- **SET TASK**
Write out the whole listing, matching it exactly.

- **TASK DATA**
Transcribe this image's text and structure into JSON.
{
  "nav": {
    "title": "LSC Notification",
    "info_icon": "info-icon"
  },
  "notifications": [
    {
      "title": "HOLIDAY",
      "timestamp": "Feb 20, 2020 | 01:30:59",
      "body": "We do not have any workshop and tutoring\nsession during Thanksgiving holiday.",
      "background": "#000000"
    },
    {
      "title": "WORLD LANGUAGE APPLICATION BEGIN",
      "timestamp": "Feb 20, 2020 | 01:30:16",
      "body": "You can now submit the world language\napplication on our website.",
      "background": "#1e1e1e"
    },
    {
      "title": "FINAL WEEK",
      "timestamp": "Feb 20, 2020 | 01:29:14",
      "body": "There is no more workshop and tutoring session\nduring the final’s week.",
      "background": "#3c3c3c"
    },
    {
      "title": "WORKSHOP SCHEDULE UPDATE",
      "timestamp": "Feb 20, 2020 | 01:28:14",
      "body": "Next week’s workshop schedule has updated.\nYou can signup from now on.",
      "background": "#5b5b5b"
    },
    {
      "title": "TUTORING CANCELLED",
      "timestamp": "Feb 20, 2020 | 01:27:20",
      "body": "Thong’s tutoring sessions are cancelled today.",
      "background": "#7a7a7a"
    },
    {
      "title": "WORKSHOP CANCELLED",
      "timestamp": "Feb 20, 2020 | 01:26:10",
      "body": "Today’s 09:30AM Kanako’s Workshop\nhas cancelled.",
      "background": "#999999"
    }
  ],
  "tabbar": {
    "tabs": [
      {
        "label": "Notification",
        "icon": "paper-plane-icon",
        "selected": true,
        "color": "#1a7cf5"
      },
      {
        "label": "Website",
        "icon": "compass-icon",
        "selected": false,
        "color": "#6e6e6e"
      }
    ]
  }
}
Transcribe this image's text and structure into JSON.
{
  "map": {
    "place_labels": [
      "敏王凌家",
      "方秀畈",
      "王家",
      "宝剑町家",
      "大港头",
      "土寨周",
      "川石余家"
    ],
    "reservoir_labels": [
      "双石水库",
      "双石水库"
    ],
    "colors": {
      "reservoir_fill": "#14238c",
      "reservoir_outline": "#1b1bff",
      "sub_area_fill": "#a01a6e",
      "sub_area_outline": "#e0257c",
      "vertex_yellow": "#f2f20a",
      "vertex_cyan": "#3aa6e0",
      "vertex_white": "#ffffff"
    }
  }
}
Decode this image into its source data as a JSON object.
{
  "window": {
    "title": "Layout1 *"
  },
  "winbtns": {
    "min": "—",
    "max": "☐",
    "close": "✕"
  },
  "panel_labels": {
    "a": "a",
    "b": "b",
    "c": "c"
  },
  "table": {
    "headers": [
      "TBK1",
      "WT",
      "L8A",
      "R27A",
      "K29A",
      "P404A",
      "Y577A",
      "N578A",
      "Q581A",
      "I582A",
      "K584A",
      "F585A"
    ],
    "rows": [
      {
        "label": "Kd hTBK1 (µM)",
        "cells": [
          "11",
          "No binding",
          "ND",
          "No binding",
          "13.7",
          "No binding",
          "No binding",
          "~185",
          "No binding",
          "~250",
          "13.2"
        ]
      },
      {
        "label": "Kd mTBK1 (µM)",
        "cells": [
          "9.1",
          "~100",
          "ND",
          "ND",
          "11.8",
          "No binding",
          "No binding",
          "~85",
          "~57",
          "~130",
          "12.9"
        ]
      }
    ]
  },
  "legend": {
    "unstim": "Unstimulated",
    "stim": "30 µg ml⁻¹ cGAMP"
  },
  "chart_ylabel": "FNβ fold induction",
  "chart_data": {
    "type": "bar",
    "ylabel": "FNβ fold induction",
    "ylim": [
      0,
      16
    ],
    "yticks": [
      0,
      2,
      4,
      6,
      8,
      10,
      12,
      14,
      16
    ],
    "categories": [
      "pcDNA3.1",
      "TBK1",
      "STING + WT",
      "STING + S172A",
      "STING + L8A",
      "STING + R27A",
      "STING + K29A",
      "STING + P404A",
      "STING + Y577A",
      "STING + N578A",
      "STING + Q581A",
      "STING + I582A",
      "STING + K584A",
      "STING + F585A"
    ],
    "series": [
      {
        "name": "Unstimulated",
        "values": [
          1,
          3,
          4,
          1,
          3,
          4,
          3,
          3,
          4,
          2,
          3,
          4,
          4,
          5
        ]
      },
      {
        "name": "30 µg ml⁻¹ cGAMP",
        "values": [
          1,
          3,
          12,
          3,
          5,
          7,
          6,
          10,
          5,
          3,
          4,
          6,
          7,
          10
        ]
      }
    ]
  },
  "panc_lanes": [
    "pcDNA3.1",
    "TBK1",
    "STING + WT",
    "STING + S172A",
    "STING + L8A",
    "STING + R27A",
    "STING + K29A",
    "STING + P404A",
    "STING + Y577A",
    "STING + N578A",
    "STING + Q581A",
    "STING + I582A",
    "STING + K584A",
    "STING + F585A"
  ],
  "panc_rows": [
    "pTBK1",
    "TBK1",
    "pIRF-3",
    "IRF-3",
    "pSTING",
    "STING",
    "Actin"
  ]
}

- **TASK SOLUTION**
Transcribe this image's text and structure into JSON.
{
  "nav": {
    "title": "LSC Notification",
    "info_icon": "info-icon"
  },
  "notifications": [
    {
      "title": "HOLIDAY",
      "timestamp": "Feb 20, 2020 | 01:30:59",
      "body": "We do not have any workshop and tutoring\nsession during Thanksgiving holiday.",
      "background": "#000000"
    },
    {
      "title": "WORLD LANGUAGE APPLICATION BEGIN",
      "timestamp": "Feb 20, 2020 | 01:30:16",
      "body": "You can now submit the world language\napplication on our website.",
      "background": "#1e1e1e"
    },
    {
      "title": "FINAL WEEK",
      "timestamp": "Feb 20, 2020 | 01:29:14",
      "body": "There is no more workshop and tutoring session\nduring the final’s week.",
      "background": "#3c3c3c"
    },
    {
      "title": "WORKSHOP SCHEDULE UPDATE",
      "timestamp": "Feb 20, 2020 | 01:28:14",
      "body": "Next week’s workshop schedule has updated.\nYou can signup from now on.",
      "background": "#5b5b5b"
    },
    {
      "title": "TUTORING CANCELLED",
      "timestamp": "Feb 20, 2020 | 01:27:20",
      "body": "Thong’s tutoring sessions are cancelled today.",
      "background": "#7a7a7a"
    },
    {
      "title": "WORKSHOP CANCELLED",
      "timestamp": "Feb 20, 2020 | 01:26:10",
      "body": "Today’s 09:30AM Kanako’s Workshop\nhas cancelled.",
      "background": "#999999"
    }
  ],
  "tabbar": {
    "tabs": [
      {
        "label": "Notification",
        "icon": "paper-plane-icon",
        "selected": true,
        "color": "#1a7cf5"
      },
      {
        "label": "Website",
        "icon": "compass-icon",
        "selected": false,
        "color": "#6e6e6e"
      }
    ]
  }
}
Transcribe this image's text and structure into JSON.
{
  "map": {
    "place_labels": [
      "敏王凌家",
      "方秀畈",
      "王家",
      "宝剑町家",
      "大港头",
      "土寨周",
      "川石余家"
    ],
    "reservoir_labels": [
      "双石水库",
      "双石水库"
    ],
    "colors": {
      "reservoir_fill": "#14238c",
      "reservoir_outline": "#1b1bff",
      "sub_area_fill": "#a01a6e",
      "sub_area_outline": "#e0257c",
      "vertex_yellow": "#f2f20a",
      "vertex_cyan": "#3aa6e0",
      "vertex_white": "#ffffff"
    }
  }
}
Decode this image into its source data as a JSON object.
{
  "window": {
    "title": "Layout1 *"
  },
  "winbtns": {
    "min": "—",
    "max": "☐",
    "close": "✕"
  },
  "panel_labels": {
    "a": "a",
    "b": "b",
    "c": "c"
  },
  "table": {
    "headers": [
      "TBK1",
      "WT",
      "L8A",
      "R27A",
      "K29A",
      "P404A",
      "Y577A",
      "N578A",
      "Q581A",
      "I582A",
      "K584A",
      "F585A"
    ],
    "rows": [
      {
        "label": "Kd hTBK1 (µM)",
        "cells": [
          "11",
          "No binding",
          "ND",
          "No binding",
          "13.7",
          "No binding",
          "No binding",
          "~185",
          "No binding",
          "~250",
          "13.2"
        ]
      },
      {
        "label": "Kd mTBK1 (µM)",
        "cells": [
          "9.1",
          "~100",
          "ND",
          "ND",
          "11.8",
          "No binding",
          "No binding",
          "~85",
          "~57",
          "~130",
          "12.9"
        ]
      }
    ]
  },
  "legend": {
    "unstim": "Unstimulated",
    "stim": "30 µg ml⁻¹ cGAMP"
  },
  "chart_ylabel": "FNβ fold induction",
  "chart_data": {
    "type": "bar",
    "ylabel": "FNβ fold induction",
    "ylim": [
      0,
      16
    ],
    "yticks": [
      0,
      2,
      4,
      6,
      8,
      10,
      12,
      14,
      16
    ],
    "categories": [
      "pcDNA3.1",
      "TBK1",
      "STING + WT",
      "STING + S172A",
      "STING + L8A",
      "STING + R27A",
      "STING + K29A",
      "STING + P404A",
      "STING + Y577A",
      "STING + N578A",
      "STING + Q581A",
      "STING + I582A",
      "STING + K584A",
      "STING + F585A"
    ],
    "series": [
      {
        "name": "Unstimulated",
        "values": [
          1,
          3,
          4,
          1,
          3,
          4,
          3,
          3,
          4,
          2,
          3,
          4,
          4,
          5
        ]
      },
      {
        "name": "30 µg ml⁻¹ cGAMP",
        "values": [
          1,
          3,
          12,
          3,
          5,
          7,
          6,
          10,
          5,
          3,
          4,
          6,
          7,
          10
        ]
      }
    ]
  },
  "panc_lanes": [
    "pcDNA3.1",
    "TBK1",
    "STING + WT",
    "STING + S172A",
    "STING + L8A",
    "STING + R27A",
    "STING + K29A",
    "STING + P404A",
    "STING + Y577A",
    "STING + N578A",
    "STING + Q581A",
    "STING + I582A",
    "STING + K584A",
    "STING + F585A"
  ],
  "panc_rows": [
    "pTBK1",
    "TBK1",
    "pIRF-3",
    "IRF-3",
    "pSTING",
    "STING",
    "Actin"
  ]
}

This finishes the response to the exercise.